┌──

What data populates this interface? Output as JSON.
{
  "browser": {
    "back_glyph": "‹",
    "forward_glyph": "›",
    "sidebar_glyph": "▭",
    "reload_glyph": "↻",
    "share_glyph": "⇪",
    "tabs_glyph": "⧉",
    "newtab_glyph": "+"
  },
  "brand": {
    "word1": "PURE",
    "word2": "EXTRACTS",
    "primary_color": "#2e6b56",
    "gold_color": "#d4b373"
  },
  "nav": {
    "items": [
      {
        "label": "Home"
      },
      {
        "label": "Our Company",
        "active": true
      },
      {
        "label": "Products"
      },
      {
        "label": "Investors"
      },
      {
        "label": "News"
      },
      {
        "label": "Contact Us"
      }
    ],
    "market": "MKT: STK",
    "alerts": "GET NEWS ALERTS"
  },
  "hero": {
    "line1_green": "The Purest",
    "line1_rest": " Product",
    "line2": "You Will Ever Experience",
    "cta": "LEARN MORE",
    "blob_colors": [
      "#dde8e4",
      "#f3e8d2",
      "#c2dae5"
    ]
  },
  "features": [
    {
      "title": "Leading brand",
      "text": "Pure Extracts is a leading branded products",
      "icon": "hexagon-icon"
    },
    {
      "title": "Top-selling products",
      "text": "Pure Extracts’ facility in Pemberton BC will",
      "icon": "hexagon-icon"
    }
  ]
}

└──

Task objective
Pick out every line of the listing containing the word "text", and show those lines.

Solution
      "text": "Pure Extracts is a leading branded products",
      "text": "Pure Extracts’ facility in Pemberton BC will",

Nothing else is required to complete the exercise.